-- Start of Excerpted records --

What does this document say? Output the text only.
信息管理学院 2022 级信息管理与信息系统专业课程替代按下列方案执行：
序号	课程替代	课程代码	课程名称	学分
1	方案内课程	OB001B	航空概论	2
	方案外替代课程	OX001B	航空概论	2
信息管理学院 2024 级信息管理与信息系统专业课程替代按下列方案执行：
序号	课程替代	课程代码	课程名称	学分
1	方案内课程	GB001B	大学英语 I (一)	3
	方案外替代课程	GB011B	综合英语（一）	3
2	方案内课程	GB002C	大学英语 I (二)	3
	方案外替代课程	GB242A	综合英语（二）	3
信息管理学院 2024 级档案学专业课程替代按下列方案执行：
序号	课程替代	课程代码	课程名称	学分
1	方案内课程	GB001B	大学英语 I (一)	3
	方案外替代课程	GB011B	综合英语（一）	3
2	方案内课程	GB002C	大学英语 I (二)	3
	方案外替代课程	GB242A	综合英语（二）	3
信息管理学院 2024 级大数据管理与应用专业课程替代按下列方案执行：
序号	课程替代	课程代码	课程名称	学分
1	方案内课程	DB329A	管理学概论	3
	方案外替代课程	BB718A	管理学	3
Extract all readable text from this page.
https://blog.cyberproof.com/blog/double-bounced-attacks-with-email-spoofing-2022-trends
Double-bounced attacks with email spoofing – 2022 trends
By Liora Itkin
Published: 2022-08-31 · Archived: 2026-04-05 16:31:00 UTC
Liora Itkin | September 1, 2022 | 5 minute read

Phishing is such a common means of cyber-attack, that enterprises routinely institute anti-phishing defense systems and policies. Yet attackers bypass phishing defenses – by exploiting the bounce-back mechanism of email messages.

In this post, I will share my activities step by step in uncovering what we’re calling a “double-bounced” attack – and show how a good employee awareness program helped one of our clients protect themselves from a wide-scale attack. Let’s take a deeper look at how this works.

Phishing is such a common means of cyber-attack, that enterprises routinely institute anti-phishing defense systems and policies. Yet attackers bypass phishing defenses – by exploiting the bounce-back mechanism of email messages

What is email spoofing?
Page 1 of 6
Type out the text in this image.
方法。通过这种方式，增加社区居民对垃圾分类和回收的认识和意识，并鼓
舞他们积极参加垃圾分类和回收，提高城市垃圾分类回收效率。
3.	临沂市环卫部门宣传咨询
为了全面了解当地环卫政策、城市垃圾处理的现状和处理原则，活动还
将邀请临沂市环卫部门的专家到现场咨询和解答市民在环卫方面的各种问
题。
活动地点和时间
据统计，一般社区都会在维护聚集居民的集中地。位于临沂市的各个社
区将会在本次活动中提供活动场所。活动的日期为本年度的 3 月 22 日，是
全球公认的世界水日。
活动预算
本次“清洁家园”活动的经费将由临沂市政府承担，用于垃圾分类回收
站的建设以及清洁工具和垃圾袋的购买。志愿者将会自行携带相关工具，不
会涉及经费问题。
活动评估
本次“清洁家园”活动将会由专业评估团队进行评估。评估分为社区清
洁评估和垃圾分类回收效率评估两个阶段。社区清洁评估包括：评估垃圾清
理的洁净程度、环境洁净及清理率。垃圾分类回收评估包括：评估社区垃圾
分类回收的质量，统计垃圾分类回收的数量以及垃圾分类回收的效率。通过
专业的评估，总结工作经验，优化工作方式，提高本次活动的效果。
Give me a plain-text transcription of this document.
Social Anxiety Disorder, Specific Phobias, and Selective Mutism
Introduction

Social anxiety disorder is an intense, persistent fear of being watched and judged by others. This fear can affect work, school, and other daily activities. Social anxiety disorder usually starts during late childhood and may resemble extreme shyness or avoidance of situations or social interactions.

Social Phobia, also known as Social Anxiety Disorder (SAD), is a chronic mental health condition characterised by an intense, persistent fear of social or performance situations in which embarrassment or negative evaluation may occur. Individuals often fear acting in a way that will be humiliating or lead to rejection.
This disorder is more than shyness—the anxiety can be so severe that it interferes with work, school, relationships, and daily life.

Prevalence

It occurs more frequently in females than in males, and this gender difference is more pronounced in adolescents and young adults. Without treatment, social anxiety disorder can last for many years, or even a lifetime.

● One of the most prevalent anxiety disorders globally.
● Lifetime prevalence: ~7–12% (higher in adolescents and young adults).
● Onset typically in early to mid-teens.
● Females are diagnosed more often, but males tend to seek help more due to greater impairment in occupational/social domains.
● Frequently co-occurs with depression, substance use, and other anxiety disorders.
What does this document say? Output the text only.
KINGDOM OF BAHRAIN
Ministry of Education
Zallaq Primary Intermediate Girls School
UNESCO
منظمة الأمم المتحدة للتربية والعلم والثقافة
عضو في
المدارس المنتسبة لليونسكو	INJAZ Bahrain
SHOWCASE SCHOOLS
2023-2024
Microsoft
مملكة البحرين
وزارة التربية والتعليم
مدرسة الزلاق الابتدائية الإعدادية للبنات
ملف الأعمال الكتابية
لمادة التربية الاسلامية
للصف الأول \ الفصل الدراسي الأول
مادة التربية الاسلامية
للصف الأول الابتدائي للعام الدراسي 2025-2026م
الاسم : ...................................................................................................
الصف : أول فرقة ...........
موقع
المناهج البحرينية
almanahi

-- End of Excerpted records --

Extract all of the data above without altering anything.

**Response to the exercise:**
What does this document say? Output the text only.
信息管理学院 2022 级信息管理与信息系统专业课程替代按下列方案执行：
序号	课程替代	课程代码	课程名称	学分
1	方案内课程	OB001B	航空概论	2
	方案外替代课程	OX001B	航空概论	2
信息管理学院 2024 级信息管理与信息系统专业课程替代按下列方案执行：
序号	课程替代	课程代码	课程名称	学分
1	方案内课程	GB001B	大学英语 I (一)	3
	方案外替代课程	GB011B	综合英语（一）	3
2	方案内课程	GB002C	大学英语 I (二)	3
	方案外替代课程	GB242A	综合英语（二）	3
信息管理学院 2024 级档案学专业课程替代按下列方案执行：
序号	课程替代	课程代码	课程名称	学分
1	方案内课程	GB001B	大学英语 I (一)	3
	方案外替代课程	GB011B	综合英语（一）	3
2	方案内课程	GB002C	大学英语 I (二)	3
	方案外替代课程	GB242A	综合英语（二）	3
信息管理学院 2024 级大数据管理与应用专业课程替代按下列方案执行：
序号	课程替代	课程代码	课程名称	学分
1	方案内课程	DB329A	管理学概论	3
	方案外替代课程	BB718A	管理学	3
Extract all readable text from this page.
https://blog.cyberproof.com/blog/double-bounced-attacks-with-email-spoofing-2022-trends
Double-bounced attacks with email spoofing – 2022 trends
By Liora Itkin
Published: 2022-08-31 · Archived: 2026-04-05 16:31:00 UTC
Liora Itkin | September 1, 2022 | 5 minute read

Phishing is such a common means of cyber-attack, that enterprises routinely institute anti-phishing defense systems and policies. Yet attackers bypass phishing defenses – by exploiting the bounce-back mechanism of email messages.

In this post, I will share my activities step by step in uncovering what we’re calling a “double-bounced” attack – and show how a good employee awareness program helped one of our clients protect themselves from a wide-scale attack. Let’s take a deeper look at how this works.

Phishing is such a common means of cyber-attack, that enterprises routinely institute anti-phishing defense systems and policies. Yet attackers bypass phishing defenses – by exploiting the bounce-back mechanism of email messages

What is email spoofing?
Page 1 of 6
Type out the text in this image.
方法。通过这种方式，增加社区居民对垃圾分类和回收的认识和意识，并鼓
舞他们积极参加垃圾分类和回收，提高城市垃圾分类回收效率。
3.	临沂市环卫部门宣传咨询
为了全面了解当地环卫政策、城市垃圾处理的现状和处理原则，活动还
将邀请临沂市环卫部门的专家到现场咨询和解答市民在环卫方面的各种问
题。
活动地点和时间
据统计，一般社区都会在维护聚集居民的集中地。位于临沂市的各个社
区将会在本次活动中提供活动场所。活动的日期为本年度的 3 月 22 日，是
全球公认的世界水日。
活动预算
本次“清洁家园”活动的经费将由临沂市政府承担，用于垃圾分类回收
站的建设以及清洁工具和垃圾袋的购买。志愿者将会自行携带相关工具，不
会涉及经费问题。
活动评估
本次“清洁家园”活动将会由专业评估团队进行评估。评估分为社区清
洁评估和垃圾分类回收效率评估两个阶段。社区清洁评估包括：评估垃圾清
理的洁净程度、环境洁净及清理率。垃圾分类回收评估包括：评估社区垃圾
分类回收的质量，统计垃圾分类回收的数量以及垃圾分类回收的效率。通过
专业的评估，总结工作经验，优化工作方式，提高本次活动的效果。
Give me a plain-text transcription of this document.
Social Anxiety Disorder, Specific Phobias, and Selective Mutism
Introduction

Social anxiety disorder is an intense, persistent fear of being watched and judged by others. This fear can affect work, school, and other daily activities. Social anxiety disorder usually starts during late childhood and may resemble extreme shyness or avoidance of situations or social interactions.

Social Phobia, also known as Social Anxiety Disorder (SAD), is a chronic mental health condition characterised by an intense, persistent fear of social or performance situations in which embarrassment or negative evaluation may occur. Individuals often fear acting in a way that will be humiliating or lead to rejection.
This disorder is more than shyness—the anxiety can be so severe that it interferes with work, school, relationships, and daily life.

Prevalence

It occurs more frequently in females than in males, and this gender difference is more pronounced in adolescents and young adults. Without treatment, social anxiety disorder can last for many years, or even a lifetime.

● One of the most prevalent anxiety disorders globally.
● Lifetime prevalence: ~7–12% (higher in adolescents and young adults).
● Onset typically in early to mid-teens.
● Females are diagnosed more often, but males tend to seek help more due to greater impairment in occupational/social domains.
● Frequently co-occurs with depression, substance use, and other anxiety disorders.
What does this document say? Output the text only.
KINGDOM OF BAHRAIN
Ministry of Education
Zallaq Primary Intermediate Girls School
UNESCO
منظمة الأمم المتحدة للتربية والعلم والثقافة
عضو في
المدارس المنتسبة لليونسكو	INJAZ Bahrain
SHOWCASE SCHOOLS
2023-2024
Microsoft
مملكة البحرين
وزارة التربية والتعليم
مدرسة الزلاق الابتدائية الإعدادية للبنات
ملف الأعمال الكتابية
لمادة التربية الاسلامية
للصف الأول \ الفصل الدراسي الأول
مادة التربية الاسلامية
للصف الأول الابتدائي للعام الدراسي 2025-2026م
الاسم : ...................................................................................................
الصف : أول فرقة ...........
موقع
المناهج البحرينية
almanahi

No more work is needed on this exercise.